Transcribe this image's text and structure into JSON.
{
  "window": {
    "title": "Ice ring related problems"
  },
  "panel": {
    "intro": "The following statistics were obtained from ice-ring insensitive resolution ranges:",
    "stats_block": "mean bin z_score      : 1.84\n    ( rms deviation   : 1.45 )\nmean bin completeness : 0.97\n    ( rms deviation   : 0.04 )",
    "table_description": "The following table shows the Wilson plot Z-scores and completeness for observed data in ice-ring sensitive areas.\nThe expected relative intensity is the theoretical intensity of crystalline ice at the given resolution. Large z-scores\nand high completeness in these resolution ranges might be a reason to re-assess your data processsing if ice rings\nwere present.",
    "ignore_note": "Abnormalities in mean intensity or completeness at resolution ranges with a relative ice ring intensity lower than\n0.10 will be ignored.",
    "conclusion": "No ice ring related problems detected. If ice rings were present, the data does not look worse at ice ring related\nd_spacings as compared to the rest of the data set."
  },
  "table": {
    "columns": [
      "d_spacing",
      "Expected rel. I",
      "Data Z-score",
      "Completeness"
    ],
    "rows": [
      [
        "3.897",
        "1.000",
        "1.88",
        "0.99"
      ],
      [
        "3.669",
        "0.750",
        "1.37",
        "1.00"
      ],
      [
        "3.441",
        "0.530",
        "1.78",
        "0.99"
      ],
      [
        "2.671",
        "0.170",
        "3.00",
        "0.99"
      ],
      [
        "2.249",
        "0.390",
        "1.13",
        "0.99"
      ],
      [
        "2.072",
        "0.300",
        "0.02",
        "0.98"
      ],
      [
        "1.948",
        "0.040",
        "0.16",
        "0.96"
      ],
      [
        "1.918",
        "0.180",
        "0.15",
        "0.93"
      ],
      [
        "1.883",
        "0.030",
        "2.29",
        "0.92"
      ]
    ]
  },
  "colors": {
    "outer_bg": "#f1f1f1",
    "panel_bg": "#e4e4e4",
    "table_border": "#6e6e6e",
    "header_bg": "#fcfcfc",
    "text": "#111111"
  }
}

-------------------------

EXERCISE BRIEF: Report only the count of lines that include the string "text".

TASK OUTPUT: 2